## Task directions
Report every line in the items below that contains the word "governor".

## Record extracts

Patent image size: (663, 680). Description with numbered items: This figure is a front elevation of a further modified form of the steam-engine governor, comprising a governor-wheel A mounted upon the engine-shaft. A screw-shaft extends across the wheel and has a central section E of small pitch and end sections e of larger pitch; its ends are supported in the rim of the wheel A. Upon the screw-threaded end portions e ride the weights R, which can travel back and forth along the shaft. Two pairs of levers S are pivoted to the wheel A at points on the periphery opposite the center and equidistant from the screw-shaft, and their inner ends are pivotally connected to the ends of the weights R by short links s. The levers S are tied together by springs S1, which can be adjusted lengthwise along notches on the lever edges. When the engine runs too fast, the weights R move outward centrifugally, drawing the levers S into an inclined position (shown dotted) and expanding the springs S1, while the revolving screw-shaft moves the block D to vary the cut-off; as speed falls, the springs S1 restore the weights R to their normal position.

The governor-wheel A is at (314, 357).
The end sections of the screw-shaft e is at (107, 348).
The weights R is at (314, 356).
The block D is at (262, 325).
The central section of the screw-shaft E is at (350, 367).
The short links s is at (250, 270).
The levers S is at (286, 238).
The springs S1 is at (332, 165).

## Completed task
Patent image size: (663, 680). Description with numbered items: This figure is a front elevation of a further modified form of the steam-engine governor, comprising a governor-wheel A mounted upon the engine-shaft. A screw-shaft extends across the wheel and has a central section E of small pitch and end sections e of larger pitch; its ends are supported in the rim of the wheel A. Upon the screw-threaded end portions e ride the weights R, which can travel back and forth along the shaft. Two pairs of levers S are pivoted to the wheel A at points on the periphery opposite the center and equidistant from the screw-shaft, and their inner ends are pivotally connected to the ends of the weights R by short links s. The levers S are tied together by springs S1, which can be adjusted lengthwise along notches on the lever edges. When the engine runs too fast, the weights R move outward centrifugally, drawing the levers S into an inclined position (shown dotted) and expanding the springs S1, while the revolving screw-shaft moves the block D to vary the cut-off; as speed falls, the springs S1 restore the weights R to their normal position.
The governor-wheel A is at (314, 357).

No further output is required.